• **GOAL**:
Quote the listing in full, exactly as given, minus any pictures.

• **PROVIDED RECORDS**:
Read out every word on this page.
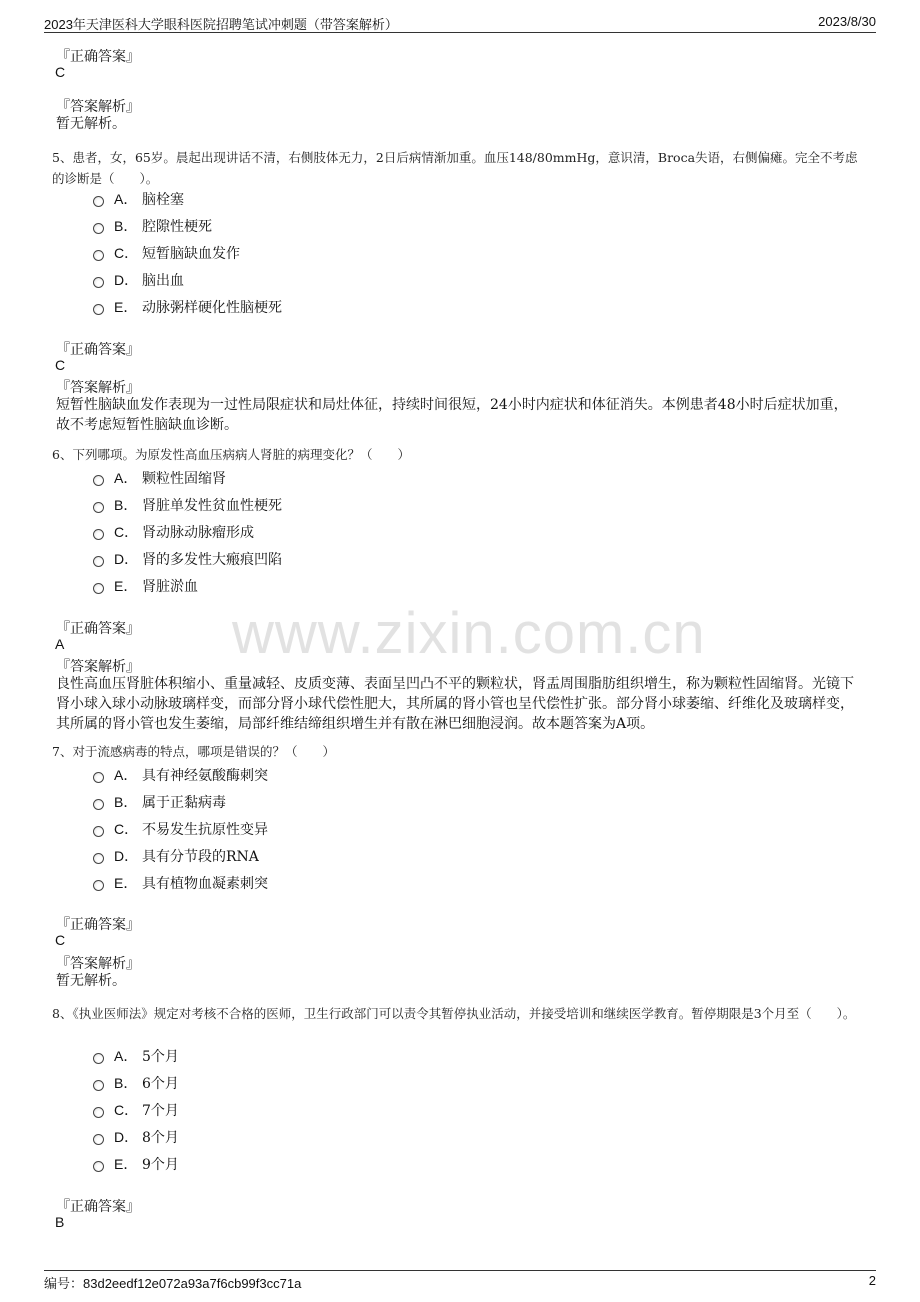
2023年天津医科大学眼科医院招聘笔试冲刺题（带答案解析）	2023/8/30
www.zixin.com.cn
『正确答案』
C
『答案解析』
暂无解析。
5、患者，女，65岁。晨起出现讲话不清，右侧肢体无力，2日后病情渐加重。血压148/80mmHg，意识清，Broca失语，右侧偏瘫。完全不考虑的诊断是（　　）。
A． 脑栓塞
B． 腔隙性梗死
C． 短暂脑缺血发作
D． 脑出血
E． 动脉粥样硬化性脑梗死
『正确答案』
C
『答案解析』
短暂性脑缺血发作表现为一过性局限症状和局灶体征，持续时间很短，24小时内症状和体征消失。本例患者48小时后症状加重，故不考虑短暂性脑缺血诊断。
6、下列哪项。为原发性高血压病病人肾脏的病理变化？（　　）
A． 颗粒性固缩肾
B． 肾脏单发性贫血性梗死
C． 肾动脉动脉瘤形成
D． 肾的多发性大瘢痕凹陷
E． 肾脏淤血
『正确答案』
A
『答案解析』
良性高血压肾脏体积缩小、重量减轻、皮质变薄、表面呈凹凸不平的颗粒状，肾盂周围脂肪组织增生，称为颗粒性固缩肾。光镜下肾小球入球小动脉玻璃样变，而部分肾小球代偿性肥大，其所属的肾小管也呈代偿性扩张。部分肾小球萎缩、纤维化及玻璃样变，其所属的肾小管也发生萎缩，局部纤维结缔组织增生并有散在淋巴细胞浸润。故本题答案为A项。
7、对于流感病毒的特点，哪项是错误的？（　　）
A． 具有神经氨酸酶刺突
B． 属于正黏病毒
C． 不易发生抗原性变异
D． 具有分节段的RNA
E． 具有植物血凝素刺突
『正确答案』
C
『答案解析』
暂无解析。
8、《执业医师法》规定对考核不合格的医师，卫生行政部门可以责令其暂停执业活动，并接受培训和继续医学教育。暂停期限是3个月至（　　）。
A． 5个月
B． 6个月
C． 7个月
D． 8个月
E． 9个月
『正确答案』
B
编号：83d2eedf12e072a93a7f6cb99f3cc71a	2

• **SOLUTION**:
Read out every word on this page.
2023年天津医科大学眼科医院招聘笔试冲刺题（带答案解析）	2023/8/30
www.zixin.com.cn
『正确答案』
C
『答案解析』
暂无解析。
5、患者，女，65岁。晨起出现讲话不清，右侧肢体无力，2日后病情渐加重。血压148/80mmHg，意识清，Broca失语，右侧偏瘫。完全不考虑的诊断是（　　）。
A． 脑栓塞
B． 腔隙性梗死
C． 短暂脑缺血发作
D． 脑出血
E． 动脉粥样硬化性脑梗死
『正确答案』
C
『答案解析』
短暂性脑缺血发作表现为一过性局限症状和局灶体征，持续时间很短，24小时内症状和体征消失。本例患者48小时后症状加重，故不考虑短暂性脑缺血诊断。
6、下列哪项。为原发性高血压病病人肾脏的病理变化？（　　）
A． 颗粒性固缩肾
B． 肾脏单发性贫血性梗死
C． 肾动脉动脉瘤形成
D． 肾的多发性大瘢痕凹陷
E． 肾脏淤血
『正确答案』
A
『答案解析』
良性高血压肾脏体积缩小、重量减轻、皮质变薄、表面呈凹凸不平的颗粒状，肾盂周围脂肪组织增生，称为颗粒性固缩肾。光镜下肾小球入球小动脉玻璃样变，而部分肾小球代偿性肥大，其所属的肾小管也呈代偿性扩张。部分肾小球萎缩、纤维化及玻璃样变，其所属的肾小管也发生萎缩，局部纤维结缔组织增生并有散在淋巴细胞浸润。故本题答案为A项。
7、对于流感病毒的特点，哪项是错误的？（　　）
A． 具有神经氨酸酶刺突
B． 属于正黏病毒
C． 不易发生抗原性变异
D． 具有分节段的RNA
E． 具有植物血凝素刺突
『正确答案』
C
『答案解析』
暂无解析。
8、《执业医师法》规定对考核不合格的医师，卫生行政部门可以责令其暂停执业活动，并接受培训和继续医学教育。暂停期限是3个月至（　　）。
A． 5个月
B． 6个月
C． 7个月
D． 8个月
E． 9个月
『正确答案』
B
编号：83d2eedf12e072a93a7f6cb99f3cc71a	2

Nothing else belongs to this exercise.